Each line from the one that contains "Decode this image" to the end of the material must be set down exactly, and no line before it.

Data records:
* * *
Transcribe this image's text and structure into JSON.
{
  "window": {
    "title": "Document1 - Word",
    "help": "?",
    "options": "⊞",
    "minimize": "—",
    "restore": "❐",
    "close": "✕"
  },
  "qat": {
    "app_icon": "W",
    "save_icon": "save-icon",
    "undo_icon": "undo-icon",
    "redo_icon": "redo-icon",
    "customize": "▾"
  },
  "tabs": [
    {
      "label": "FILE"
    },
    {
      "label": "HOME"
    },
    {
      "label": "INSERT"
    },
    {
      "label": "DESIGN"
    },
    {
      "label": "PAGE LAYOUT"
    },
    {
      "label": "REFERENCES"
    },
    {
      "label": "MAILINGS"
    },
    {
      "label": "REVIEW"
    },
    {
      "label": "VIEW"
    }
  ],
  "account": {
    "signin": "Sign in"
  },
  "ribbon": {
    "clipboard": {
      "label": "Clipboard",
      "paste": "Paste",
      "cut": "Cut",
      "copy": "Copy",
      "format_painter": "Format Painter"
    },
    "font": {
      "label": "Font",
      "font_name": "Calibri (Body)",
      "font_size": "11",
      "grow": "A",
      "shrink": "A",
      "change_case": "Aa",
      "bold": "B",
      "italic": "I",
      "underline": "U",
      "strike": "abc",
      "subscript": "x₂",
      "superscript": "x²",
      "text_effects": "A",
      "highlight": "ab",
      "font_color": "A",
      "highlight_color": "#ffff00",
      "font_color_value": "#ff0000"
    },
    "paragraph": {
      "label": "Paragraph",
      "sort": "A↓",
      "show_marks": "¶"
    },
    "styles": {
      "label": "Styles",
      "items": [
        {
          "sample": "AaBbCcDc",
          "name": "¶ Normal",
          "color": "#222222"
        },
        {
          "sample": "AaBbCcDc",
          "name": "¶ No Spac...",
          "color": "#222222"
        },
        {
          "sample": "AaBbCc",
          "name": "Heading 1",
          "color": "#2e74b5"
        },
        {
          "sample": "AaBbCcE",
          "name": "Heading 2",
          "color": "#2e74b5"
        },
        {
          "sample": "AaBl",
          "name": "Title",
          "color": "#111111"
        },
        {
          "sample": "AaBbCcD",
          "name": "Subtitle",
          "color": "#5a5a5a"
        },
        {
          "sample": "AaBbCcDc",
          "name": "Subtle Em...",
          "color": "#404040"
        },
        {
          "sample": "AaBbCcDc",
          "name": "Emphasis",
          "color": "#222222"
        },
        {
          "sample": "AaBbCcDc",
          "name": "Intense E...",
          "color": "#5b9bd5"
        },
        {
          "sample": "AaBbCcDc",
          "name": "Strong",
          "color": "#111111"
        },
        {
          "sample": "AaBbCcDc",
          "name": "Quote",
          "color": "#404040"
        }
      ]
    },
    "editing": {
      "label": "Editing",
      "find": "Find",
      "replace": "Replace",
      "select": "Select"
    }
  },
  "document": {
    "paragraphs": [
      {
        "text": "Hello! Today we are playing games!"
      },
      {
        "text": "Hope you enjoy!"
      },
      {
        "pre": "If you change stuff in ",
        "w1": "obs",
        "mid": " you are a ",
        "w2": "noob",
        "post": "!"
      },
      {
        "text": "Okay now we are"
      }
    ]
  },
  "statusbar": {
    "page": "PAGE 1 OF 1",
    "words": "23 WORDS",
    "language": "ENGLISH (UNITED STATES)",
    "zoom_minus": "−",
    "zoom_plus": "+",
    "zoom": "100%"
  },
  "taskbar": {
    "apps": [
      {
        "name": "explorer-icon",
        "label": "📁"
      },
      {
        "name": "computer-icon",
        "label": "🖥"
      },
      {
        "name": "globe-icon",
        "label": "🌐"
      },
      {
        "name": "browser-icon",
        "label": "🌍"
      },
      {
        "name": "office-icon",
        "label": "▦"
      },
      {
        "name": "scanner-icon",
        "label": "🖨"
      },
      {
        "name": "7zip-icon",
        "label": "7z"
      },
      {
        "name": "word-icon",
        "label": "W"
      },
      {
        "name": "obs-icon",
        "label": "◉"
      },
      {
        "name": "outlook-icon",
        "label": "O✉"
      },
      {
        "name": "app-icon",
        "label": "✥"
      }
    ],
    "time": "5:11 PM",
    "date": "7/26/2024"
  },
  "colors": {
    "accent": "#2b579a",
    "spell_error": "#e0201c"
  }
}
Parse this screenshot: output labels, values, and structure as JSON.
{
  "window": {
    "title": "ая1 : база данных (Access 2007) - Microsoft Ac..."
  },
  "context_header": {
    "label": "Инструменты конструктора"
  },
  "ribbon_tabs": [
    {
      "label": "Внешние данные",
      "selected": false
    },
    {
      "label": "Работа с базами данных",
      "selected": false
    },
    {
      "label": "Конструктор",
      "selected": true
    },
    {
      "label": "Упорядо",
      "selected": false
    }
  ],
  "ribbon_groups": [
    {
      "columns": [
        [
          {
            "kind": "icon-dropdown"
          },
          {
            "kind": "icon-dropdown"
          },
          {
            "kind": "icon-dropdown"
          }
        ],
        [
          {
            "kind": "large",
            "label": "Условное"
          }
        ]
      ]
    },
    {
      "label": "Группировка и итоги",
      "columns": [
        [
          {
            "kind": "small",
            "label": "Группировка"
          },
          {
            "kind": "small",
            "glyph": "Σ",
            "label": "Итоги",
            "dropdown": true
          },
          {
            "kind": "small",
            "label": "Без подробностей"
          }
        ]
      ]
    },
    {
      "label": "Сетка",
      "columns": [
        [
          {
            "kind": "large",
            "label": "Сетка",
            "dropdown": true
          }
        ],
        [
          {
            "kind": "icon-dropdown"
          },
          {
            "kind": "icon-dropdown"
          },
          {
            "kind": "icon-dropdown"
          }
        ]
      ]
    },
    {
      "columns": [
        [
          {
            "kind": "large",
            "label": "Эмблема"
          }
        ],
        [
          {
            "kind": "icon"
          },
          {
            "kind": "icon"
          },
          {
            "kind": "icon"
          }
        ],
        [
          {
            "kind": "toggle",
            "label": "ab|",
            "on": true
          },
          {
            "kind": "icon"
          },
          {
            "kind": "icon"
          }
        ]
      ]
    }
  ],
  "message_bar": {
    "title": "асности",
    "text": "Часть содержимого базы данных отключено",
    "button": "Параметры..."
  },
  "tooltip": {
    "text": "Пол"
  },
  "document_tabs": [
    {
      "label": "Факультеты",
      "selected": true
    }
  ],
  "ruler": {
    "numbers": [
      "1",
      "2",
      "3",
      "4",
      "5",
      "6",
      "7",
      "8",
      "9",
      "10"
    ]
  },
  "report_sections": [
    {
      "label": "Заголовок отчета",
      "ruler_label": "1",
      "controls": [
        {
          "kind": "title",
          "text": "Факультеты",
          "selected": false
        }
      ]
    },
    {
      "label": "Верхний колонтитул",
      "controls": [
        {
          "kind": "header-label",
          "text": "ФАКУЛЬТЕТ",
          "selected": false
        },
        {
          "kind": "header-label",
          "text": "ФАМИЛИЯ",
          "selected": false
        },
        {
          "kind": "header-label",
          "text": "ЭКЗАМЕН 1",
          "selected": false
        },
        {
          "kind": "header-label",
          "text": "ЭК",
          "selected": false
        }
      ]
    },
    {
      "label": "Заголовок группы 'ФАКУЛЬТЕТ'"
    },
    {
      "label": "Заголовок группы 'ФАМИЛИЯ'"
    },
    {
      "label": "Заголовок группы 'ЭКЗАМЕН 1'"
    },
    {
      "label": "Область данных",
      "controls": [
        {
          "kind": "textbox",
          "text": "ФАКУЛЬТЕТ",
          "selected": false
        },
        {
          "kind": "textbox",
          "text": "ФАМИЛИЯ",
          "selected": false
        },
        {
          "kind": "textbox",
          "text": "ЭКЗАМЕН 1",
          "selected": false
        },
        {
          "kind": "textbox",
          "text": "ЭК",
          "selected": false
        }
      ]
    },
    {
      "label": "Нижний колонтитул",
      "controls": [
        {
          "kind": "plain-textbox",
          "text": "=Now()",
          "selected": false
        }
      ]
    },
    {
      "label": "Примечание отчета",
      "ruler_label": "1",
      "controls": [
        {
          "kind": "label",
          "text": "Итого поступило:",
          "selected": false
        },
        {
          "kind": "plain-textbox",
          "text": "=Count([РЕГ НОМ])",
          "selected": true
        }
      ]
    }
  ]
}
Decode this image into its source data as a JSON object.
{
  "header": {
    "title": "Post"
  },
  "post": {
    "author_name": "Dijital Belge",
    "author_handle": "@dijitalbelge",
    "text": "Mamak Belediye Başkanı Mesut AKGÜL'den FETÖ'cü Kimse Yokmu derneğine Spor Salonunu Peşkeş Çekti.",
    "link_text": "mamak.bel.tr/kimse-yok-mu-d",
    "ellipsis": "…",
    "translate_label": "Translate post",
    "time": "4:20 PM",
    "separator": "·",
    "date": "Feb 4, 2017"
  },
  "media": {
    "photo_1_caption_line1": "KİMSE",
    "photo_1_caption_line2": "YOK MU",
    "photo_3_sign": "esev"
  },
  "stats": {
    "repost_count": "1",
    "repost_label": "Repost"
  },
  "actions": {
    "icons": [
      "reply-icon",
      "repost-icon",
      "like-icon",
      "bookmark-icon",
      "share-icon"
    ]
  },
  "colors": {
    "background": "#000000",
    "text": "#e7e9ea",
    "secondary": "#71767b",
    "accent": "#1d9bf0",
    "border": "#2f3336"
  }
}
* * *
Solution:
Decode this image into its source data as a JSON object.
{
  "header": {
    "title": "Post"
  },
  "post": {
    "author_name": "Dijital Belge",
    "author_handle": "@dijitalbelge",
    "text": "Mamak Belediye Başkanı Mesut AKGÜL'den FETÖ'cü Kimse Yokmu derneğine Spor Salonunu Peşkeş Çekti.",
    "link_text": "mamak.bel.tr/kimse-yok-mu-d",
    "ellipsis": "…",
    "translate_label": "Translate post",
    "time": "4:20 PM",
    "separator": "·",
    "date": "Feb 4, 2017"
  },
  "media": {
    "photo_1_caption_line1": "KİMSE",
    "photo_1_caption_line2": "YOK MU",
    "photo_3_sign": "esev"
  },
  "stats": {
    "repost_count": "1",
    "repost_label": "Repost"
  },
  "actions": {
    "icons": [
      "reply-icon",
      "repost-icon",
      "like-icon",
      "bookmark-icon",
      "share-icon"
    ]
  },
  "colors": {
    "background": "#000000",
    "text": "#e7e9ea",
    "secondary": "#71767b",
    "accent": "#1d9bf0",
    "border": "#2f3336"
  }
}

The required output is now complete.